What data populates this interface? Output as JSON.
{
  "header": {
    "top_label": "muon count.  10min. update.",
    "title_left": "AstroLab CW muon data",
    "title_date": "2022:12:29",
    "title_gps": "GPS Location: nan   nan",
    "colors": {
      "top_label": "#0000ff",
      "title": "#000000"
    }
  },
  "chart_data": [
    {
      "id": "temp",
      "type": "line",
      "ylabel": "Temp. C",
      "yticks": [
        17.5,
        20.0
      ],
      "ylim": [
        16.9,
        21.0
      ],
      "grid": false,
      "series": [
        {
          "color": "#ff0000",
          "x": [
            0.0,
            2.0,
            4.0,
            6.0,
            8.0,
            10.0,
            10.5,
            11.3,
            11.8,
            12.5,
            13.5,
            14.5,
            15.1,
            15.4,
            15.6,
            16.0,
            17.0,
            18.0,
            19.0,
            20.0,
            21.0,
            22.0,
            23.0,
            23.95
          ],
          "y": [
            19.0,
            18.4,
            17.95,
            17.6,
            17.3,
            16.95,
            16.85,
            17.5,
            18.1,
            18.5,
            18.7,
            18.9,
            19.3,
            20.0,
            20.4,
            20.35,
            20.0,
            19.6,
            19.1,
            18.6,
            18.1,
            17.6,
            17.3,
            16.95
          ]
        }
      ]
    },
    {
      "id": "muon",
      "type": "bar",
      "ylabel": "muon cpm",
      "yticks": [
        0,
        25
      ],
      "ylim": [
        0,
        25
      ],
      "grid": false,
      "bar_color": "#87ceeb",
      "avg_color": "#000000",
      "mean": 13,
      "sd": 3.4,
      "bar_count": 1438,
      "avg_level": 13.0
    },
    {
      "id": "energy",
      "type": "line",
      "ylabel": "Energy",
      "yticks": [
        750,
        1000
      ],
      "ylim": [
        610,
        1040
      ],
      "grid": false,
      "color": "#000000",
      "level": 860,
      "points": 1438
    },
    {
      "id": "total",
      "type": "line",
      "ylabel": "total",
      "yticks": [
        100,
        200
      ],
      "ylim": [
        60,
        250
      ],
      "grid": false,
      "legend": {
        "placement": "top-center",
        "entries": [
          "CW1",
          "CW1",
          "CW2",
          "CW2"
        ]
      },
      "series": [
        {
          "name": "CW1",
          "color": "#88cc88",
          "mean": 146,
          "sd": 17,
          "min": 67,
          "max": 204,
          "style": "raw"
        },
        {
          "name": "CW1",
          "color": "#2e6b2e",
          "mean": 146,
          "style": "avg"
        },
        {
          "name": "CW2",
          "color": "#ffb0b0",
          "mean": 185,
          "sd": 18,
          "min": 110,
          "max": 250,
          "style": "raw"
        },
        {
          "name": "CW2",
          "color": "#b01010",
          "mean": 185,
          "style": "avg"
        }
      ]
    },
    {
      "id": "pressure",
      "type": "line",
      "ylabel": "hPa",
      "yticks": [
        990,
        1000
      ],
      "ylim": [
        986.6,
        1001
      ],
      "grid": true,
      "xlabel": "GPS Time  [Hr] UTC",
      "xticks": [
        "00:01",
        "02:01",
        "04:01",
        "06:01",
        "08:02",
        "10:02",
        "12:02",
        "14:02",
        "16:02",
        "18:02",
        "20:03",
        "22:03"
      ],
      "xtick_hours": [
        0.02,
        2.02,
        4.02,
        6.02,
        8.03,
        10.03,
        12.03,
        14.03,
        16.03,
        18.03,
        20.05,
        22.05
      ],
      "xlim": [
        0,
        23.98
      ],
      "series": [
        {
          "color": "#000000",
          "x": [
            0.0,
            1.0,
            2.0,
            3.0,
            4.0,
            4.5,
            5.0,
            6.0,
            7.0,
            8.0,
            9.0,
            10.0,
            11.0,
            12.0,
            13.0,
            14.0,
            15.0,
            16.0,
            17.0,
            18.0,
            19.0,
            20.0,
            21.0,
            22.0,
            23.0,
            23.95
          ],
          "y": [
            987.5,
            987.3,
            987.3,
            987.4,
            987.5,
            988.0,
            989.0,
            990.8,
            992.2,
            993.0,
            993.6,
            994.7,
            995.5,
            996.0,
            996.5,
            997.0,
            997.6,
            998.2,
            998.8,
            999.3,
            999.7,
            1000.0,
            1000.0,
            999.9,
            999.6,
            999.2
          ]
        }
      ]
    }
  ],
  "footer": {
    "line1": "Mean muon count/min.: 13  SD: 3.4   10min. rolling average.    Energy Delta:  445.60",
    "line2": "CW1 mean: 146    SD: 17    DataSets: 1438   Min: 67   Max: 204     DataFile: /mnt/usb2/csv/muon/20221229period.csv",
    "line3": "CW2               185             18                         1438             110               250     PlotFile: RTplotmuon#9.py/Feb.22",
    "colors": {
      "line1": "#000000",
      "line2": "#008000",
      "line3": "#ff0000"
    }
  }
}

--- --- ---

### The problem
Emit the full listing verbatim.

### Result below
What data populates this interface? Output as JSON.
{
  "header": {
    "top_label": "muon count.  10min. update.",
    "title_left": "AstroLab CW muon data",
    "title_date": "2022:12:29",
    "title_gps": "GPS Location: nan   nan",
    "colors": {
      "top_label": "#0000ff",
      "title": "#000000"
    }
  },
  "chart_data": [
    {
      "id": "temp",
      "type": "line",
      "ylabel": "Temp. C",
      "yticks": [
        17.5,
        20.0
      ],
      "ylim": [
        16.9,
        21.0
      ],
      "grid": false,
      "series": [
        {
          "color": "#ff0000",
          "x": [
            0.0,
            2.0,
            4.0,
            6.0,
            8.0,
            10.0,
            10.5,
            11.3,
            11.8,
            12.5,
            13.5,
            14.5,
            15.1,
            15.4,
            15.6,
            16.0,
            17.0,
            18.0,
            19.0,
            20.0,
            21.0,
            22.0,
            23.0,
            23.95
          ],
          "y": [
            19.0,
            18.4,
            17.95,
            17.6,
            17.3,
            16.95,
            16.85,
            17.5,
            18.1,
            18.5,
            18.7,
            18.9,
            19.3,
            20.0,
            20.4,
            20.35,
            20.0,
            19.6,
            19.1,
            18.6,
            18.1,
            17.6,
            17.3,
            16.95
          ]
        }
      ]
    },
    {
      "id": "muon",
      "type": "bar",
      "ylabel": "muon cpm",
      "yticks": [
        0,
        25
      ],
      "ylim": [
        0,
        25
      ],
      "grid": false,
      "bar_color": "#87ceeb",
      "avg_color": "#000000",
      "mean": 13,
      "sd": 3.4,
      "bar_count": 1438,
      "avg_level": 13.0
    },
    {
      "id": "energy",
      "type": "line",
      "ylabel": "Energy",
      "yticks": [
        750,
        1000
      ],
      "ylim": [
        610,
        1040
      ],
      "grid": false,
      "color": "#000000",
      "level": 860,
      "points": 1438
    },
    {
      "id": "total",
      "type": "line",
      "ylabel": "total",
      "yticks": [
        100,
        200
      ],
      "ylim": [
        60,
        250
      ],
      "grid": false,
      "legend": {
        "placement": "top-center",
        "entries": [
          "CW1",
          "CW1",
          "CW2",
          "CW2"
        ]
      },
      "series": [
        {
          "name": "CW1",
          "color": "#88cc88",
          "mean": 146,
          "sd": 17,
          "min": 67,
          "max": 204,
          "style": "raw"
        },
        {
          "name": "CW1",
          "color": "#2e6b2e",
          "mean": 146,
          "style": "avg"
        },
        {
          "name": "CW2",
          "color": "#ffb0b0",
          "mean": 185,
          "sd": 18,
          "min": 110,
          "max": 250,
          "style": "raw"
        },
        {
          "name": "CW2",
          "color": "#b01010",
          "mean": 185,
          "style": "avg"
        }
      ]
    },
    {
      "id": "pressure",
      "type": "line",
      "ylabel": "hPa",
      "yticks": [
        990,
        1000
      ],
      "ylim": [
        986.6,
        1001
      ],
      "grid": true,
      "xlabel": "GPS Time  [Hr] UTC",
      "xticks": [
        "00:01",
        "02:01",
        "04:01",
        "06:01",
        "08:02",
        "10:02",
        "12:02",
        "14:02",
        "16:02",
        "18:02",
        "20:03",
        "22:03"
      ],
      "xtick_hours": [
        0.02,
        2.02,
        4.02,
        6.02,
        8.03,
        10.03,
        12.03,
        14.03,
        16.03,
        18.03,
        20.05,
        22.05
      ],
      "xlim": [
        0,
        23.98
      ],
      "series": [
        {
          "color": "#000000",
          "x": [
            0.0,
            1.0,
            2.0,
            3.0,
            4.0,
            4.5,
            5.0,
            6.0,
            7.0,
            8.0,
            9.0,
            10.0,
            11.0,
            12.0,
            13.0,
            14.0,
            15.0,
            16.0,
            17.0,
            18.0,
            19.0,
            20.0,
            21.0,
            22.0,
            23.0,
            23.95
          ],
          "y": [
            987.5,
            987.3,
            987.3,
            987.4,
            987.5,
            988.0,
            989.0,
            990.8,
            992.2,
            993.0,
            993.6,
            994.7,
            995.5,
            996.0,
            996.5,
            997.0,
            997.6,
            998.2,
            998.8,
            999.3,
            999.7,
            1000.0,
            1000.0,
            999.9,
            999.6,
            999.2
          ]
        }
      ]
    }
  ],
  "footer": {
    "line1": "Mean muon count/min.: 13  SD: 3.4   10min. rolling average.    Energy Delta:  445.60",
    "line2": "CW1 mean: 146    SD: 17    DataSets: 1438   Min: 67   Max: 204     DataFile: /mnt/usb2/csv/muon/20221229period.csv",
    "line3": "CW2               185             18                         1438             110               250     PlotFile: RTplotmuon#9.py/Feb.22",
    "colors": {
      "line1": "#000000",
      "line2": "#008000",
      "line3": "#ff0000"
    }
  }
}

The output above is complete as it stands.